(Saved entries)
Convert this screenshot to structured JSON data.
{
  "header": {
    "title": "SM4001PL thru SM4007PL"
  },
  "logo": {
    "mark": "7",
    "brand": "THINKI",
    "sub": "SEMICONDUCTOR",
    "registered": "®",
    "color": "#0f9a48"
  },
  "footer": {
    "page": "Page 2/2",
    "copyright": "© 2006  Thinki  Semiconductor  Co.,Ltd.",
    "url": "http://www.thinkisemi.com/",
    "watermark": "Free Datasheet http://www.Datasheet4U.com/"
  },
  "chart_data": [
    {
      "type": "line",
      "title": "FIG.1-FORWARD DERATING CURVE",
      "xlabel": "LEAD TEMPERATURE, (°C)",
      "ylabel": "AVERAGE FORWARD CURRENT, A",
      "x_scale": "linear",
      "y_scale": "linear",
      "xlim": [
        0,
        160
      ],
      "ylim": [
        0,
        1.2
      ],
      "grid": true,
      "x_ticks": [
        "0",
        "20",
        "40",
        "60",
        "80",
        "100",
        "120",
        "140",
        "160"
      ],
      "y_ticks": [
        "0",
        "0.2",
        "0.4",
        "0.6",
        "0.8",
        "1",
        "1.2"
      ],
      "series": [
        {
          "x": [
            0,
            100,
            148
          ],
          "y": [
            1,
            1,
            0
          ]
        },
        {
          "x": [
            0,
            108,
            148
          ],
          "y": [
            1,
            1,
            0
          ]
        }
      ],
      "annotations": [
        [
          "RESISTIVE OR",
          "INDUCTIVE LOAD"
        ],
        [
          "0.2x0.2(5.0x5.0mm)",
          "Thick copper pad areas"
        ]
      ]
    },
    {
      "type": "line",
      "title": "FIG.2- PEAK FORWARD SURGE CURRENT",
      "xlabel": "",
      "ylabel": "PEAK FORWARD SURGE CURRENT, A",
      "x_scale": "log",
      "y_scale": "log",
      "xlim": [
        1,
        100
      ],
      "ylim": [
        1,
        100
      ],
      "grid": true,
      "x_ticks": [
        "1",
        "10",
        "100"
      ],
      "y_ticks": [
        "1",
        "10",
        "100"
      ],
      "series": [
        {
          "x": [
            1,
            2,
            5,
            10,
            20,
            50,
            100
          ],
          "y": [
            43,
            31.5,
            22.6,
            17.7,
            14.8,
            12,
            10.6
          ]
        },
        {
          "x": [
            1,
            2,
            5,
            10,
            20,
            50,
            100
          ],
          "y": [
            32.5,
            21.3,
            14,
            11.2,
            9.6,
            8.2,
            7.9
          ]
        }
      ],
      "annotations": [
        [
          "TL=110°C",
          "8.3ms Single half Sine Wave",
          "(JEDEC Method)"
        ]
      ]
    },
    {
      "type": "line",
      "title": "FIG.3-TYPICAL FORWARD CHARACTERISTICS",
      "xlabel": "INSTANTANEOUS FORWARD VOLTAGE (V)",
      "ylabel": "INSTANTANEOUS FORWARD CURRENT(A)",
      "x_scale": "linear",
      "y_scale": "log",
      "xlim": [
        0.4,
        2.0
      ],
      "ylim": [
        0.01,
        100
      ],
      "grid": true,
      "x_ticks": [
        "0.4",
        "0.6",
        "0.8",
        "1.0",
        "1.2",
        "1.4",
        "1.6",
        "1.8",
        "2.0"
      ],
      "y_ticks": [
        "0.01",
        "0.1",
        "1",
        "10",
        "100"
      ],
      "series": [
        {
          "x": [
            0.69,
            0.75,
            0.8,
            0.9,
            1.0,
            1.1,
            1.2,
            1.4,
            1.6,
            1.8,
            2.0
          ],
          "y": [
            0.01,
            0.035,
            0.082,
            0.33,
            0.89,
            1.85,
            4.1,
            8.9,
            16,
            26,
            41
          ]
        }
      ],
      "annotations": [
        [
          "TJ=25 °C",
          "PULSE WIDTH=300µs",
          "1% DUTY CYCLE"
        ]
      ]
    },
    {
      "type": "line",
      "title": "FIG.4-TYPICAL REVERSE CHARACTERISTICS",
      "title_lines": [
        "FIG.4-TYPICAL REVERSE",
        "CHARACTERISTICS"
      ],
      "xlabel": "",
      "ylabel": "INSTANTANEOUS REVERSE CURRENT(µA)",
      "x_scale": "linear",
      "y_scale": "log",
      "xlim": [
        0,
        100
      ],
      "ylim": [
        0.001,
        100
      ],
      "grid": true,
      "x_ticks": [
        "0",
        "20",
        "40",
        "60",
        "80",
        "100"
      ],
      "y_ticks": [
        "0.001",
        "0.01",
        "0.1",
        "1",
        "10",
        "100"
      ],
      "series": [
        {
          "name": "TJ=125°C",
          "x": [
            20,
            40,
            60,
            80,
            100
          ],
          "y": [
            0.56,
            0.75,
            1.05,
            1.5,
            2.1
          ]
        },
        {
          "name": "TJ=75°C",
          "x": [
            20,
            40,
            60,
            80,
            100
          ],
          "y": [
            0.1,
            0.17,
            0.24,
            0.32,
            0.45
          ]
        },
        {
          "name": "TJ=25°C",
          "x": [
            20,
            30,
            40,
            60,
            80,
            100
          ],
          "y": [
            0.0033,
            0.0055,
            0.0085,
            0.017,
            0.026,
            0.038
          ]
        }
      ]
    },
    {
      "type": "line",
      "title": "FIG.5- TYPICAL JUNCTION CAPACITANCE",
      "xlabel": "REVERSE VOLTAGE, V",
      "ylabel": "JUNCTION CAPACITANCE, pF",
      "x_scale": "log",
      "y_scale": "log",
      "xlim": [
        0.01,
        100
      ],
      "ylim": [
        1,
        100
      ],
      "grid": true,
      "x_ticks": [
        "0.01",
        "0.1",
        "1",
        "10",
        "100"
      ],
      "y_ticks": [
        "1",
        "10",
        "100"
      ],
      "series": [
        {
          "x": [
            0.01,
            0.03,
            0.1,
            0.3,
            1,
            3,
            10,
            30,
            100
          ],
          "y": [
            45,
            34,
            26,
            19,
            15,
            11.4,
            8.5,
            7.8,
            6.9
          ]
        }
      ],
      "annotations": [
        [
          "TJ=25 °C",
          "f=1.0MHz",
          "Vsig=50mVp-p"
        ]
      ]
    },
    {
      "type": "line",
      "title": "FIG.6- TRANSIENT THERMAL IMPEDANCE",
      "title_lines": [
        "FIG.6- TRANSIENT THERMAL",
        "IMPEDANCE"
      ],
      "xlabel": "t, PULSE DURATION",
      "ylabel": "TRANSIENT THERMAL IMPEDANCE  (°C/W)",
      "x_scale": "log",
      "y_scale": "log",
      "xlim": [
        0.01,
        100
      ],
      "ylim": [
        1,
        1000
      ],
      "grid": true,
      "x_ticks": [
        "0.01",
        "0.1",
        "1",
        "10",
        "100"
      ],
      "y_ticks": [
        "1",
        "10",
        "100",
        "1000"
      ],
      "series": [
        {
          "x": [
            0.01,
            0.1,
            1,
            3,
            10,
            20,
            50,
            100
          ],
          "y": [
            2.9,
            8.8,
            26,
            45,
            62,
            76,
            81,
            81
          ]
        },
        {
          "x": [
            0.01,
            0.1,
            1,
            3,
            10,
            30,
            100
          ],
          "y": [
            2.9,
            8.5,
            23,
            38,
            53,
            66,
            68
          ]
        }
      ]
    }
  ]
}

• **Request**:
Repeat all the entries word for word.

• **Response to the exercise**:
Convert this screenshot to structured JSON data.
{
  "header": {
    "title": "SM4001PL thru SM4007PL"
  },
  "logo": {
    "mark": "7",
    "brand": "THINKI",
    "sub": "SEMICONDUCTOR",
    "registered": "®",
    "color": "#0f9a48"
  },
  "footer": {
    "page": "Page 2/2",
    "copyright": "© 2006  Thinki  Semiconductor  Co.,Ltd.",
    "url": "http://www.thinkisemi.com/",
    "watermark": "Free Datasheet http://www.Datasheet4U.com/"
  },
  "chart_data": [
    {
      "type": "line",
      "title": "FIG.1-FORWARD DERATING CURVE",
      "xlabel": "LEAD TEMPERATURE, (°C)",
      "ylabel": "AVERAGE FORWARD CURRENT, A",
      "x_scale": "linear",
      "y_scale": "linear",
      "xlim": [
        0,
        160
      ],
      "ylim": [
        0,
        1.2
      ],
      "grid": true,
      "x_ticks": [
        "0",
        "20",
        "40",
        "60",
        "80",
        "100",
        "120",
        "140",
        "160"
      ],
      "y_ticks": [
        "0",
        "0.2",
        "0.4",
        "0.6",
        "0.8",
        "1",
        "1.2"
      ],
      "series": [
        {
          "x": [
            0,
            100,
            148
          ],
          "y": [
            1,
            1,
            0
          ]
        },
        {
          "x": [
            0,
            108,
            148
          ],
          "y": [
            1,
            1,
            0
          ]
        }
      ],
      "annotations": [
        [
          "RESISTIVE OR",
          "INDUCTIVE LOAD"
        ],
        [
          "0.2x0.2(5.0x5.0mm)",
          "Thick copper pad areas"
        ]
      ]
    },
    {
      "type": "line",
      "title": "FIG.2- PEAK FORWARD SURGE CURRENT",
      "xlabel": "",
      "ylabel": "PEAK FORWARD SURGE CURRENT, A",
      "x_scale": "log",
      "y_scale": "log",
      "xlim": [
        1,
        100
      ],
      "ylim": [
        1,
        100
      ],
      "grid": true,
      "x_ticks": [
        "1",
        "10",
        "100"
      ],
      "y_ticks": [
        "1",
        "10",
        "100"
      ],
      "series": [
        {
          "x": [
            1,
            2,
            5,
            10,
            20,
            50,
            100
          ],
          "y": [
            43,
            31.5,
            22.6,
            17.7,
            14.8,
            12,
            10.6
          ]
        },
        {
          "x": [
            1,
            2,
            5,
            10,
            20,
            50,
            100
          ],
          "y": [
            32.5,
            21.3,
            14,
            11.2,
            9.6,
            8.2,
            7.9
          ]
        }
      ],
      "annotations": [
        [
          "TL=110°C",
          "8.3ms Single half Sine Wave",
          "(JEDEC Method)"
        ]
      ]
    },
    {
      "type": "line",
      "title": "FIG.3-TYPICAL FORWARD CHARACTERISTICS",
      "xlabel": "INSTANTANEOUS FORWARD VOLTAGE (V)",
      "ylabel": "INSTANTANEOUS FORWARD CURRENT(A)",
      "x_scale": "linear",
      "y_scale": "log",
      "xlim": [
        0.4,
        2.0
      ],
      "ylim": [
        0.01,
        100
      ],
      "grid": true,
      "x_ticks": [
        "0.4",
        "0.6",
        "0.8",
        "1.0",
        "1.2",
        "1.4",
        "1.6",
        "1.8",
        "2.0"
      ],
      "y_ticks": [
        "0.01",
        "0.1",
        "1",
        "10",
        "100"
      ],
      "series": [
        {
          "x": [
            0.69,
            0.75,
            0.8,
            0.9,
            1.0,
            1.1,
            1.2,
            1.4,
            1.6,
            1.8,
            2.0
          ],
          "y": [
            0.01,
            0.035,
            0.082,
            0.33,
            0.89,
            1.85,
            4.1,
            8.9,
            16,
            26,
            41
          ]
        }
      ],
      "annotations": [
        [
          "TJ=25 °C",
          "PULSE WIDTH=300µs",
          "1% DUTY CYCLE"
        ]
      ]
    },
    {
      "type": "line",
      "title": "FIG.4-TYPICAL REVERSE CHARACTERISTICS",
      "title_lines": [
        "FIG.4-TYPICAL REVERSE",
        "CHARACTERISTICS"
      ],
      "xlabel": "",
      "ylabel": "INSTANTANEOUS REVERSE CURRENT(µA)",
      "x_scale": "linear",
      "y_scale": "log",
      "xlim": [
        0,
        100
      ],
      "ylim": [
        0.001,
        100
      ],
      "grid": true,
      "x_ticks": [
        "0",
        "20",
        "40",
        "60",
        "80",
        "100"
      ],
      "y_ticks": [
        "0.001",
        "0.01",
        "0.1",
        "1",
        "10",
        "100"
      ],
      "series": [
        {
          "name": "TJ=125°C",
          "x": [
            20,
            40,
            60,
            80,
            100
          ],
          "y": [
            0.56,
            0.75,
            1.05,
            1.5,
            2.1
          ]
        },
        {
          "name": "TJ=75°C",
          "x": [
            20,
            40,
            60,
            80,
            100
          ],
          "y": [
            0.1,
            0.17,
            0.24,
            0.32,
            0.45
          ]
        },
        {
          "name": "TJ=25°C",
          "x": [
            20,
            30,
            40,
            60,
            80,
            100
          ],
          "y": [
            0.0033,
            0.0055,
            0.0085,
            0.017,
            0.026,
            0.038
          ]
        }
      ]
    },
    {
      "type": "line",
      "title": "FIG.5- TYPICAL JUNCTION CAPACITANCE",
      "xlabel": "REVERSE VOLTAGE, V",
      "ylabel": "JUNCTION CAPACITANCE, pF",
      "x_scale": "log",
      "y_scale": "log",
      "xlim": [
        0.01,
        100
      ],
      "ylim": [
        1,
        100
      ],
      "grid": true,
      "x_ticks": [
        "0.01",
        "0.1",
        "1",
        "10",
        "100"
      ],
      "y_ticks": [
        "1",
        "10",
        "100"
      ],
      "series": [
        {
          "x": [
            0.01,
            0.03,
            0.1,
            0.3,
            1,
            3,
            10,
            30,
            100
          ],
          "y": [
            45,
            34,
            26,
            19,
            15,
            11.4,
            8.5,
            7.8,
            6.9
          ]
        }
      ],
      "annotations": [
        [
          "TJ=25 °C",
          "f=1.0MHz",
          "Vsig=50mVp-p"
        ]
      ]
    },
    {
      "type": "line",
      "title": "FIG.6- TRANSIENT THERMAL IMPEDANCE",
      "title_lines": [
        "FIG.6- TRANSIENT THERMAL",
        "IMPEDANCE"
      ],
      "xlabel": "t, PULSE DURATION",
      "ylabel": "TRANSIENT THERMAL IMPEDANCE  (°C/W)",
      "x_scale": "log",
      "y_scale": "log",
      "xlim": [
        0.01,
        100
      ],
      "ylim": [
        1,
        1000
      ],
      "grid": true,
      "x_ticks": [
        "0.01",
        "0.1",
        "1",
        "10",
        "100"
      ],
      "y_ticks": [
        "1",
        "10",
        "100",
        "1000"
      ],
      "series": [
        {
          "x": [
            0.01,
            0.1,
            1,
            3,
            10,
            20,
            50,
            100
          ],
          "y": [
            2.9,
            8.8,
            26,
            45,
            62,
            76,
            81,
            81
          ]
        },
        {
          "x": [
            0.01,
            0.1,
            1,
            3,
            10,
            30,
            100
          ],
          "y": [
            2.9,
            8.5,
            23,
            38,
            53,
            66,
            68
          ]
        }
      ]
    }
  ]
}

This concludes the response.